═══ Kutipan
3. Klasifikasi Kecemasan

  Ada empat tingkat kecemasan, yaitu ringan, sedang, berat dan panik (Stuart & Sundeen, 2005) : a. Kecemasan Ringan

  Kecemasan ringan berhubungan dengan ketegangan dalam kehidupan sehari-hari dan menyebabkan seseorang menjadi waspada dan meningkatkan persepsi atas keadaan yang dialaminya. Manifestasi yang muncul pada tingkat ini adalah kelelahan, iritabel, lapang persepsi meningkat, kesadaran tinggi, mampu untuk belajar, motivasi meningkat dan tingkah laku sesuai situasi.

  b. Kecemasan Sedang Memungkinkan seseorang untuk memusatkan pada masalah yang penting dan mengesampingkan yang lain sehingga seseorang mengalami perhatian yang selektif, namun dapat melakukan sesuatu yang terarah. Manifestasi yang terjadi pada tingkat ini yaitu kelelahan meningkat, kecepatan denyut jantung dan pernapasan meningkat, ketegangan otot meningkat, bicara cepat dengan volume tinggi, lahan persepsi menyempit, mampu untuk belajar namun tidak optimal, kemampuan konsentrasi menurun, perhatian selektif dan terfokus pada rangsangan yang tidak menambah ansietas, mudah tersinggung, tidak sabar, mudah lupa, marah dan menangis.
══════
* [Soal Latihan]
(a) Tuliskan kembali bagian kutipan tentang tingkat kecemasan mulai dari "Ada empat tingkat" sampai dengan "laku sesuai situasi.", termasuk kata-kata penutup tersebut.
(b) Teruskan kutipan tentang tingkat kecemasan dengan menulis bagian berikutnya setelah kalimat terakhir yang ditampilkan.
═══ Data Materi
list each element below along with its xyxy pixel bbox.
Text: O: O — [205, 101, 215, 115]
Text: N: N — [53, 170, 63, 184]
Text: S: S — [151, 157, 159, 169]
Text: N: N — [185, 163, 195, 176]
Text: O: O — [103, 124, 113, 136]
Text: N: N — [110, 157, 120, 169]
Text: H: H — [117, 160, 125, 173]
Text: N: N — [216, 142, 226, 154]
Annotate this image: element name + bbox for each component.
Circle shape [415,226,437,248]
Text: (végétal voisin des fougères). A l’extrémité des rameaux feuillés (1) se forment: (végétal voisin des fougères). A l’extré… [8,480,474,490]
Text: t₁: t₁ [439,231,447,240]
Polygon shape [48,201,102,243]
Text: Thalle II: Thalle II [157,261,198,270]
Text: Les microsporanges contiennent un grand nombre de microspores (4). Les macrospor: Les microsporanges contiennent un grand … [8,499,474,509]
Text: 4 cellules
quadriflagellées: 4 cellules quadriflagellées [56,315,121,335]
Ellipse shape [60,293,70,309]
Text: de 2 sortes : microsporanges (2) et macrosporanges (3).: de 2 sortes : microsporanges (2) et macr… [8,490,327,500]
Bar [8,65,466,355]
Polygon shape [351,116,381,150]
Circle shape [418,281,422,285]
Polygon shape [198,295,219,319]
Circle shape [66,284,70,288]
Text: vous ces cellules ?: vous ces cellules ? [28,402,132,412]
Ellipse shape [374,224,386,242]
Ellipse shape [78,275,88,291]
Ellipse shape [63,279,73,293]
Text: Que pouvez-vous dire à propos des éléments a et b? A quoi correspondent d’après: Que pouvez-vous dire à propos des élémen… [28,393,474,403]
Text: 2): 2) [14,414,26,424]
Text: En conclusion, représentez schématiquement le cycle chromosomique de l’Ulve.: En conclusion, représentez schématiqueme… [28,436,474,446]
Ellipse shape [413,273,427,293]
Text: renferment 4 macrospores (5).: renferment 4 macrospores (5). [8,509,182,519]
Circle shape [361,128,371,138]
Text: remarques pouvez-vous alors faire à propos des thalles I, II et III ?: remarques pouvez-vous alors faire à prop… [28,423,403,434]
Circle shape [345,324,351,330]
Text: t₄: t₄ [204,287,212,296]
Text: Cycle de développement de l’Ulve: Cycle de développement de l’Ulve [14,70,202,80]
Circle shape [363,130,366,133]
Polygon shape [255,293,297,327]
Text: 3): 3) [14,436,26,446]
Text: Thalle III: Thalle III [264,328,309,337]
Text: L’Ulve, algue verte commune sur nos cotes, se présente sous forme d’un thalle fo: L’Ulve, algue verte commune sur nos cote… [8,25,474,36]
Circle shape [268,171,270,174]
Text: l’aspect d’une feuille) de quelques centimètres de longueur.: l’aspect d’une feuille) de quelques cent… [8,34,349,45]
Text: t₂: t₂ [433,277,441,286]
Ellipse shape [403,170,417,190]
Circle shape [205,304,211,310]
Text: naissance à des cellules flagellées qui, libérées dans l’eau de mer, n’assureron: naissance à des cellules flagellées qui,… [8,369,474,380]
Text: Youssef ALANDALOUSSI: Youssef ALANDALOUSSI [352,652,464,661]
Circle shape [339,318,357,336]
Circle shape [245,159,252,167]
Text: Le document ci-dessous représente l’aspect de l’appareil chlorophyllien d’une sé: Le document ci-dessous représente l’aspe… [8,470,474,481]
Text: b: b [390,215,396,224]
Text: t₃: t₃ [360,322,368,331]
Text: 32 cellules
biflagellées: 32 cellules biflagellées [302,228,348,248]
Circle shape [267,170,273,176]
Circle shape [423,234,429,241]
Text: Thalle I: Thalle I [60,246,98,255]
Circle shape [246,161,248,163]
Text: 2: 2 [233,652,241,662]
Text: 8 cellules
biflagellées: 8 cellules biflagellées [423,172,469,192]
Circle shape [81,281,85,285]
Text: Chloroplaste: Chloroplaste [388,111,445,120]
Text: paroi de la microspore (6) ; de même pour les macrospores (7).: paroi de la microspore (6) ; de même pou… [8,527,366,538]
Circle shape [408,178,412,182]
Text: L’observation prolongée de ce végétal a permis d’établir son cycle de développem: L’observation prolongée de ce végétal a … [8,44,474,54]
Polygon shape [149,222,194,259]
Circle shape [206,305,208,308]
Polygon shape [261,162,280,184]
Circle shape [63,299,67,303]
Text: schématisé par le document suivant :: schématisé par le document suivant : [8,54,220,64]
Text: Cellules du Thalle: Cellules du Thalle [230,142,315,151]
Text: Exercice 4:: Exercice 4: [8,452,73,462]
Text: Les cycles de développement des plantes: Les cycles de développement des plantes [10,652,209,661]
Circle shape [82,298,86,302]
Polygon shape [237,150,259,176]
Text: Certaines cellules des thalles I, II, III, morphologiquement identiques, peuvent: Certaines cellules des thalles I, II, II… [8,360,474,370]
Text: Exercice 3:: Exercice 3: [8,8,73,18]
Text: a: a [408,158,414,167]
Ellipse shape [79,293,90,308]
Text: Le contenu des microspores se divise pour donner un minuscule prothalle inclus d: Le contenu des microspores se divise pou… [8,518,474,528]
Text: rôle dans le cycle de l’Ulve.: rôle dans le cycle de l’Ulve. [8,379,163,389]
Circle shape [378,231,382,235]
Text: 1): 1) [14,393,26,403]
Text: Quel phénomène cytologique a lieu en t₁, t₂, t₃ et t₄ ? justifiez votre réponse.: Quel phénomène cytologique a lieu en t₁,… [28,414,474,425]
══════
* [Kunci Jawaban]
(a)
Ada empat tingkat kecemasan, yaitu ringan, sedang, berat dan panik (Stuart & Sundeen, 2005) : a. Kecemasan Ringan

  Kecemasan ringan berhubungan dengan ketegangan dalam kehidupan sehari-hari dan menyebabkan seseorang menjadi waspada dan meningkatkan persepsi atas keadaan yang dialaminya. Manifestasi yang muncul pada tingkat ini adalah kelelahan, iritabel, lapang persepsi meningkat, kesadaran tinggi, mampu untuk belajar, motivasi meningkat dan tingkah laku sesuai situasi.

(b)
  c. Kecemasan Berat Sangat mengurangi lahan persepsi seseorang. Seseorang dengan kecemasan berat cenderung untuk memusatkan pada sesuatu yang terinci dan spesifik, serta tidak dapat berpikir tentang hal lain.

  Orang tersebut memerlukan banyak pengarahan untuk dapat memusatkan pada suatu area yang lain. Manifestasi yang muncul pada tingkat ini adalah mengeluh pusing, sakit kepala, nausea, tidak dapat tidur (insomnia), sering kencing, diare, palpitasi, lahan persepsi menyempit, tidak mau belajar secara efektif, berfokus pada dirinya sendiri dan keinginan untuk menghilangkan kecemasan tinggi, perasaan tidak berdaya, bingung, disorientasi.

  d. Panik Panik berhubungan dengan terperangah, ketakutan dan teror karena mengalami kehilangan kendali. Orang yang sedang panik tidak mampu melakukan sesuatu walaupun dengan pengarahan. Tanda dan gejala yang terjadi pada keadaan ini adalah susah bernapas, dilatasi pupil, palpitasi, pucat, diaphoresis, pembicaraan inkoheren, tidak dapat berespon terhadap perintah yang sederhana, berteriak, menjerit, mengalami halusinasi dan delusi.